PASSAGE PROVIDED
★ ★ ★ ★ ★

The development process

To understand the value that Akka Data Pipelines and Cloudflow offer, let’s see how they add value at each stage of the typical design-develop-test-package-deploy  lifecycle.

Streaming application design

When creating streaming applications, a large portion of the development effort goes into the mechanics of streaming. These include configuring and setting up connections to the messaging system, serializing and deserializing messages, setting up fault-recovery storage, and more. All of these mechanics must be addressed before you can finally add the most important and valuable part—​business logic.

business logic
Fig 2. - Business Logic in a Streaming Application

Cloudflow introduces a new component model, called Streamlets. The Streamlet model offers an abstraction to:

  • Identify the connections of a component as inlets and outlets, relieving you from setting up connections.

  • Attach the schema of the data for each connection, providing type safety at compile time, automatic serialization/deserialization, and avoiding potentially critical issues at deployment.

  • Provide an entry point for the business logic of the component, allowing you to focus on coding the most valuable business-specific logic.

Focus on business logic with streamlets

In the current version, Cloudflow includes backend Streamlet implementations for Akka, Apache Spark - Structured Streaming, and Apache Flink. These allow you to write business logic in the native API of the backend. Additionally, you can extend open source Cloudflow with new streaming backends.

The following table shows the current support for Java and Scala implementations for each runtime.

Table 1. Scala|Java Support for Streamlet implementations

Streamlet API

Scala

Java

Akka

X

X

Flink

X

X

Spark Structured Streaming

X

Let’s take a look at an example Streamlet:

Spark Streamlet Example
class MovingAverageSparklet extends SparkStreamlet { (1)

  val in    = AvroInlet[Data]("in")
  val out   = AvroOutlet[Data]("out", _.key)
  val shape = StreamletShape(in, out) (2)

  override def createLogic() = new SparkStreamletLogic {
    override def buildStreamingQueries = { (3)

      val groupedData = readStream(in) (4)
        .withColumn("ts", $"timestamp".cast(TimestampType))
        .withWatermark("ts", "1 minutes")
        .groupBy(window($"ts", "1 minute", "30 seconds"), $"key")
        .agg(avg($"value").as("avg"))
      val query = groupedData.select($"key", $"avg".as("value")).as[Data]

      writeStream(query, out, OutputMode.Append).toQueryExecution
    }
  }
}
1 SparkStreamlet is the base class that defines Streamlet for the Apache Spark backend.
2 The StreamletShape defines the inlet(s) and outlet(s) of the Streamlet, each inlet/outlet is declared with its corresponding data type.

★ ★ ★ ★ ★

WRITTEN TASK
In the Cloudflow development process page, rewrite the stretch from "Streaming application design" through "setting up connections.", replacing "messaging system" with "message broker".

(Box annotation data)

★ ★ ★ ★ ★

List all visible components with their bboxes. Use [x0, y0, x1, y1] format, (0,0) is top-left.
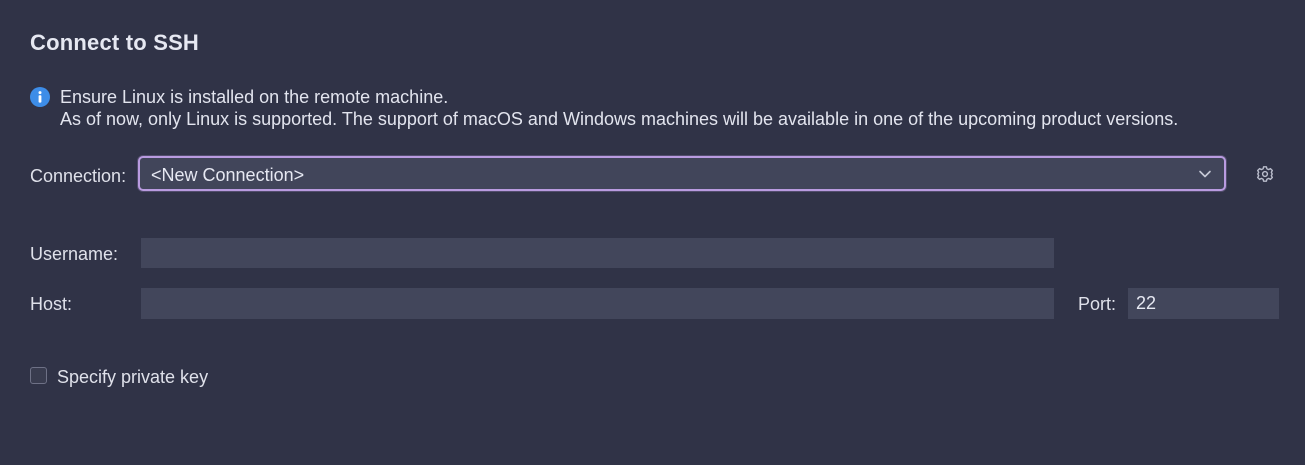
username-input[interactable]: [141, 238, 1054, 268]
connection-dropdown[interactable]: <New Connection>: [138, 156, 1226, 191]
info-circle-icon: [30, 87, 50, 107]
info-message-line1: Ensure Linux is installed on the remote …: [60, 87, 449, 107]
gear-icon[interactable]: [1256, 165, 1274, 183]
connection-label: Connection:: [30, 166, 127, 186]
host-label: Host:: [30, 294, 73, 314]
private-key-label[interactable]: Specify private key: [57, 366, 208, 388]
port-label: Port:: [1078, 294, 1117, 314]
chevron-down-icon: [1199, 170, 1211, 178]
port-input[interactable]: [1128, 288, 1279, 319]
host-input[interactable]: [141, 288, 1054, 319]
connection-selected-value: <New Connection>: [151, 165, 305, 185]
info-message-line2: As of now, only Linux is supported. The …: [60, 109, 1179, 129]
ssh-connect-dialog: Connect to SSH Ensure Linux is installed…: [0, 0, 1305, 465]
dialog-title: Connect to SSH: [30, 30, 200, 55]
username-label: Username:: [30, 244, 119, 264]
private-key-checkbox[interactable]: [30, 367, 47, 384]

★ ★ ★ ★ ★

TASK RESULT
Streaming application design

When creating streaming applications, a large portion of the development effort goes into the mechanics of streaming. These include configuring and setting up connections to the message broker, serializing and deserializing messages, setting up fault-recovery storage, and more. All of these mechanics must be addressed before you can finally add the most important and valuable part—​business logic.

business logic
Fig 2. - Business Logic in a Streaming Application

Cloudflow introduces a new component model, called Streamlets. The Streamlet model offers an abstraction to:

  • Identify the connections of a component as inlets and outlets, relieving you from setting up connections.